● Your goal: Substitute "Leaf Checker" for "Image Classifier" everywhere it appears in the lines below, and write the lines out again with nothing else changed. Leave out the picture.

● Supplied records:
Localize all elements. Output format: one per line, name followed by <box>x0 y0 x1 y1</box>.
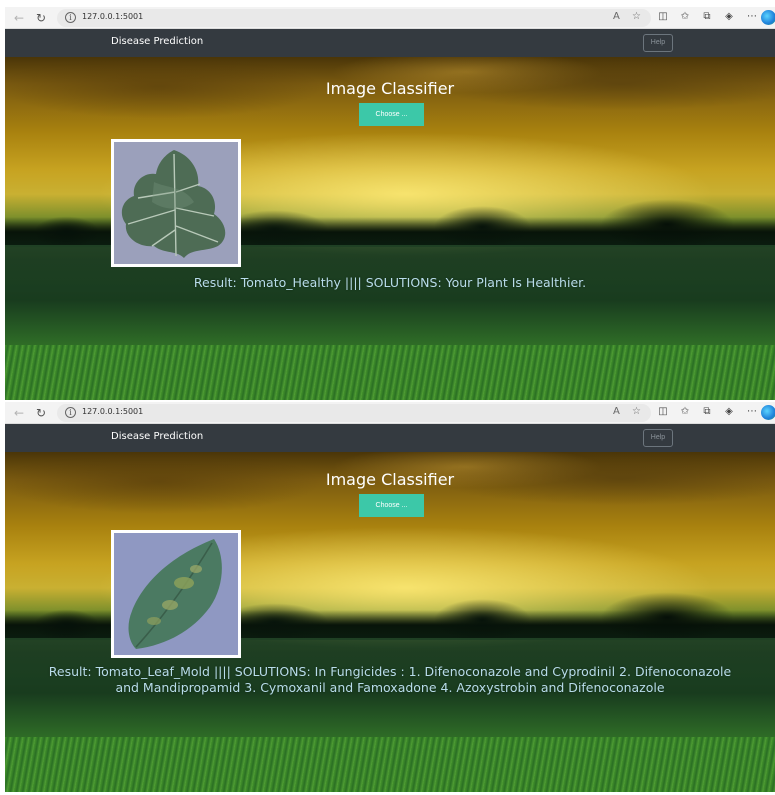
reload-icon[interactable]: ↻ <box>33 405 49 421</box>
hero-background: Image Classifier Choose ... Result: Toma… <box>5 57 775 400</box>
read-aloud-icon[interactable]: A <box>613 11 620 22</box>
uploaded-leaf-image <box>111 139 241 267</box>
browser-toolbar: ← ↻ i 127.0.0.1:5001 A ☆ ◫ ✩ ⧉ ◈ ⋯ <box>5 7 775 29</box>
favorite-star-icon[interactable]: ☆ <box>632 406 641 417</box>
help-button[interactable]: Help <box>643 429 673 447</box>
screenshot-healthy: ← ↻ i 127.0.0.1:5001 A ☆ ◫ ✩ ⧉ ◈ ⋯ Disea… <box>0 7 775 400</box>
favorite-star-icon[interactable]: ☆ <box>632 11 641 22</box>
uploaded-leaf-image <box>111 530 241 658</box>
choose-file-button[interactable]: Choose ... <box>359 494 424 517</box>
collections-icon[interactable]: ⧉ <box>700 11 714 22</box>
result-text: Result: Tomato_Healthy |||| SOLUTIONS: Y… <box>193 275 587 290</box>
page-title: Image Classifier <box>325 79 455 98</box>
info-icon[interactable]: i <box>65 407 76 418</box>
help-button[interactable]: Help <box>643 34 673 52</box>
address-bar[interactable]: i 127.0.0.1:5001 A ☆ <box>57 9 651 27</box>
choose-file-button[interactable]: Choose ... <box>359 103 424 126</box>
more-icon[interactable]: ⋯ <box>745 406 759 417</box>
hero-background: Image Classifier Choose ... Result: Toma… <box>5 452 775 792</box>
result-text: Result: Tomato_Leaf_Mold |||| SOLUTIONS:… <box>48 664 732 695</box>
reload-icon[interactable]: ↻ <box>33 10 49 26</box>
tomato-leaf-healthy-image <box>114 142 238 264</box>
foreground-grass <box>5 737 775 792</box>
screenshot-leaf-mold: ← ↻ i 127.0.0.1:5001 A ☆ ◫ ✩ ⧉ ◈ ⋯ Disea… <box>0 402 775 792</box>
back-icon[interactable]: ← <box>11 10 27 26</box>
info-icon[interactable]: i <box>65 12 76 23</box>
split-screen-icon[interactable]: ◫ <box>656 406 670 417</box>
foreground-grass <box>5 345 775 400</box>
navbar-brand[interactable]: Disease Prediction <box>111 431 203 442</box>
app-navbar: Disease Prediction Help <box>5 424 775 452</box>
url-text: 127.0.0.1:5001 <box>82 407 144 416</box>
browser-toolbar: ← ↻ i 127.0.0.1:5001 A ☆ ◫ ✩ ⧉ ◈ ⋯ <box>5 402 775 424</box>
extensions-icon[interactable]: ◈ <box>722 406 736 417</box>
address-bar[interactable]: i 127.0.0.1:5001 A ☆ <box>57 404 651 422</box>
edge-copilot-icon[interactable] <box>761 10 775 25</box>
more-icon[interactable]: ⋯ <box>745 11 759 22</box>
favorites-icon[interactable]: ✩ <box>678 406 692 417</box>
tomato-leaf-mold-image <box>114 533 238 655</box>
url-text: 127.0.0.1:5001 <box>82 12 144 21</box>
split-screen-icon[interactable]: ◫ <box>656 11 670 22</box>
favorites-icon[interactable]: ✩ <box>678 11 692 22</box>
edge-copilot-icon[interactable] <box>761 405 775 420</box>
extensions-icon[interactable]: ◈ <box>722 11 736 22</box>
collections-icon[interactable]: ⧉ <box>700 406 714 417</box>
page-title: Image Classifier <box>325 470 455 489</box>
read-aloud-icon[interactable]: A <box>613 406 620 417</box>
navbar-brand[interactable]: Disease Prediction <box>111 36 203 47</box>
back-icon[interactable]: ← <box>11 405 27 421</box>
app-navbar: Disease Prediction Help <box>5 29 775 57</box>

● Completed exercise:
Localize all elements. Output format: one per line, name followed by <box>x0 y0 x1 y1</box>.
reload-icon[interactable]: ↻ <box>33 405 49 421</box>
hero-background: Leaf Checker Choose ... Result: Toma… <box>5 57 775 400</box>
read-aloud-icon[interactable]: A <box>613 11 620 22</box>
uploaded-leaf-image <box>111 139 241 267</box>
browser-toolbar: ← ↻ i 127.0.0.1:5001 A ☆ ◫ ✩ ⧉ ◈ ⋯ <box>5 7 775 29</box>
favorite-star-icon[interactable]: ☆ <box>632 406 641 417</box>
help-button[interactable]: Help <box>643 429 673 447</box>
screenshot-healthy: ← ↻ i 127.0.0.1:5001 A ☆ ◫ ✩ ⧉ ◈ ⋯ Disea… <box>0 7 775 400</box>
favorite-star-icon[interactable]: ☆ <box>632 11 641 22</box>
uploaded-leaf-image <box>111 530 241 658</box>
choose-file-button[interactable]: Choose ... <box>359 494 424 517</box>
collections-icon[interactable]: ⧉ <box>700 11 714 22</box>
result-text: Result: Tomato_Healthy |||| SOLUTIONS: Y… <box>193 275 587 290</box>
page-title: Leaf Checker <box>325 79 455 98</box>
info-icon[interactable]: i <box>65 407 76 418</box>
help-button[interactable]: Help <box>643 34 673 52</box>
address-bar[interactable]: i 127.0.0.1:5001 A ☆ <box>57 9 651 27</box>
choose-file-button[interactable]: Choose ... <box>359 103 424 126</box>
more-icon[interactable]: ⋯ <box>745 406 759 417</box>
hero-background: Leaf Checker Choose ... Result: Toma… <box>5 452 775 792</box>
result-text: Result: Tomato_Leaf_Mold |||| SOLUTIONS:… <box>48 664 732 695</box>
reload-icon[interactable]: ↻ <box>33 10 49 26</box>
tomato-leaf-healthy-image <box>114 142 238 264</box>
foreground-grass <box>5 737 775 792</box>
screenshot-leaf-mold: ← ↻ i 127.0.0.1:5001 A ☆ ◫ ✩ ⧉ ◈ ⋯ Disea… <box>0 402 775 792</box>
back-icon[interactable]: ← <box>11 10 27 26</box>
info-icon[interactable]: i <box>65 12 76 23</box>
split-screen-icon[interactable]: ◫ <box>656 406 670 417</box>
foreground-grass <box>5 345 775 400</box>
navbar-brand[interactable]: Disease Prediction <box>111 431 203 442</box>
app-navbar: Disease Prediction Help <box>5 424 775 452</box>
url-text: 127.0.0.1:5001 <box>82 407 144 416</box>
browser-toolbar: ← ↻ i 127.0.0.1:5001 A ☆ ◫ ✩ ⧉ ◈ ⋯ <box>5 402 775 424</box>
extensions-icon[interactable]: ◈ <box>722 406 736 417</box>
address-bar[interactable]: i 127.0.0.1:5001 A ☆ <box>57 404 651 422</box>
edge-copilot-icon[interactable] <box>761 10 775 25</box>
more-icon[interactable]: ⋯ <box>745 11 759 22</box>
favorites-icon[interactable]: ✩ <box>678 406 692 417</box>
tomato-leaf-mold-image <box>114 533 238 655</box>
url-text: 127.0.0.1:5001 <box>82 12 144 21</box>
split-screen-icon[interactable]: ◫ <box>656 11 670 22</box>
favorites-icon[interactable]: ✩ <box>678 11 692 22</box>
edge-copilot-icon[interactable] <box>761 405 775 420</box>
extensions-icon[interactable]: ◈ <box>722 11 736 22</box>
collections-icon[interactable]: ⧉ <box>700 406 714 417</box>
page-title: Leaf Checker <box>325 470 455 489</box>
read-aloud-icon[interactable]: A <box>613 406 620 417</box>
navbar-brand[interactable]: Disease Prediction <box>111 36 203 47</box>
back-icon[interactable]: ← <box>11 405 27 421</box>
app-navbar: Disease Prediction Help <box>5 29 775 57</box>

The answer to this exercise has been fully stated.